Provided information below:

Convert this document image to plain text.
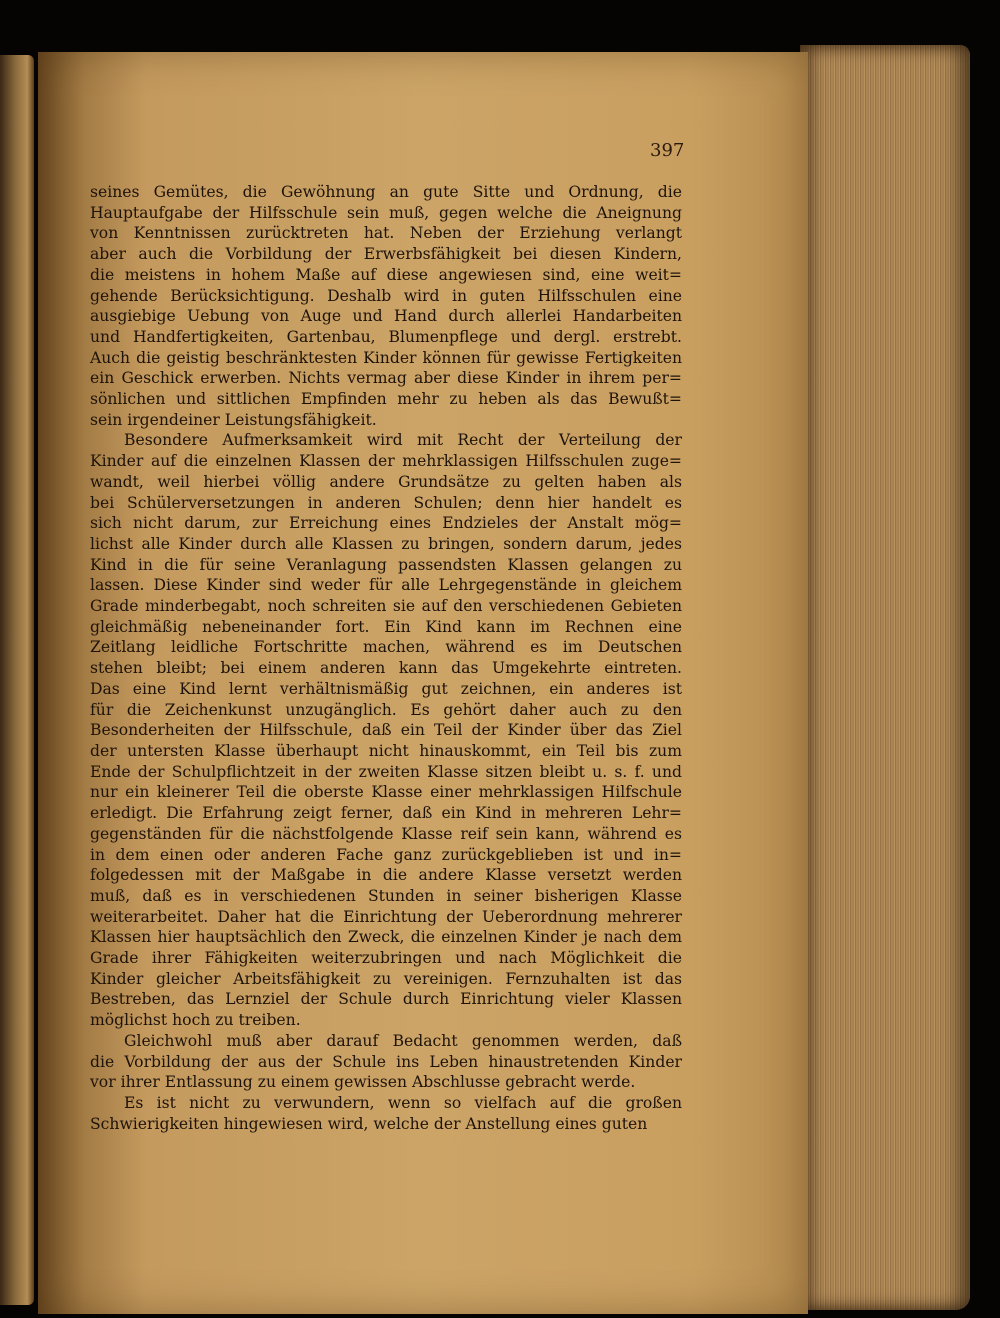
397

seines Gemütes, die Gewöhnung an gute Sitte und Ordnung, die
Hauptaufgabe der Hilfsschule sein muß, gegen welche die Aneignung
von Kenntnissen zurücktreten hat. Neben der Erziehung verlangt
aber auch die Vorbildung der Erwerbsfähigkeit bei diesen Kindern,
die meistens in hohem Maße auf diese angewiesen sind, eine weit=
gehende Berücksichtigung. Deshalb wird in guten Hilfsschulen eine
ausgiebige Uebung von Auge und Hand durch allerlei Handarbeiten
und Handfertigkeiten, Gartenbau, Blumenpflege und dergl. erstrebt.
Auch die geistig beschränktesten Kinder können für gewisse Fertigkeiten
ein Geschick erwerben. Nichts vermag aber diese Kinder in ihrem per=
sönlichen und sittlichen Empfinden mehr zu heben als das Bewußt=
sein irgendeiner Leistungsfähigkeit.

Besondere Aufmerksamkeit wird mit Recht der Verteilung der
Kinder auf die einzelnen Klassen der mehrklassigen Hilfsschulen zuge=
wandt, weil hierbei völlig andere Grundsätze zu gelten haben als
bei Schülerversetzungen in anderen Schulen; denn hier handelt es
sich nicht darum, zur Erreichung eines Endzieles der Anstalt mög=
lichst alle Kinder durch alle Klassen zu bringen, sondern darum, jedes
Kind in die für seine Veranlagung passendsten Klassen gelangen zu
lassen. Diese Kinder sind weder für alle Lehrgegenstände in gleichem
Grade minderbegabt, noch schreiten sie auf den verschiedenen Gebieten
gleichmäßig nebeneinander fort. Ein Kind kann im Rechnen eine
Zeitlang leidliche Fortschritte machen, während es im Deutschen
stehen bleibt; bei einem anderen kann das Umgekehrte eintreten.
Das eine Kind lernt verhältnismäßig gut zeichnen, ein anderes ist
für die Zeichenkunst unzugänglich. Es gehört daher auch zu den
Besonderheiten der Hilfsschule, daß ein Teil der Kinder über das Ziel
der untersten Klasse überhaupt nicht hinauskommt, ein Teil bis zum
Ende der Schulpflichtzeit in der zweiten Klasse sitzen bleibt u. s. f. und
nur ein kleinerer Teil die oberste Klasse einer mehrklassigen Hilfschule
erledigt. Die Erfahrung zeigt ferner, daß ein Kind in mehreren Lehr=
gegenständen für die nächstfolgende Klasse reif sein kann, während es
in dem einen oder anderen Fache ganz zurückgeblieben ist und in=
folgedessen mit der Maßgabe in die andere Klasse versetzt werden
muß, daß es in verschiedenen Stunden in seiner bisherigen Klasse
weiterarbeitet. Daher hat die Einrichtung der Ueberordnung mehrerer
Klassen hier hauptsächlich den Zweck, die einzelnen Kinder je nach dem
Grade ihrer Fähigkeiten weiterzubringen und nach Möglichkeit die
Kinder gleicher Arbeitsfähigkeit zu vereinigen. Fernzuhalten ist das
Bestreben, das Lernziel der Schule durch Einrichtung vieler Klassen
möglichst hoch zu treiben.

Gleichwohl muß aber darauf Bedacht genommen werden, daß
die Vorbildung der aus der Schule ins Leben hinaustretenden Kinder
vor ihrer Entlassung zu einem gewissen Abschlusse gebracht werde.

Es ist nicht zu verwundern, wenn so vielfach auf die großen
Schwierigkeiten hingewiesen wird, welche der Anstellung eines guten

End of Provided information.

◆ To do:
Would you please copy every line from the listing above that contains the word "Hilfsschulen"?

◆ Result of this task:
gehende Berücksichtigung. Deshalb wird in guten Hilfsschulen eine
Kinder auf die einzelnen Klassen der mehrklassigen Hilfsschulen zuge=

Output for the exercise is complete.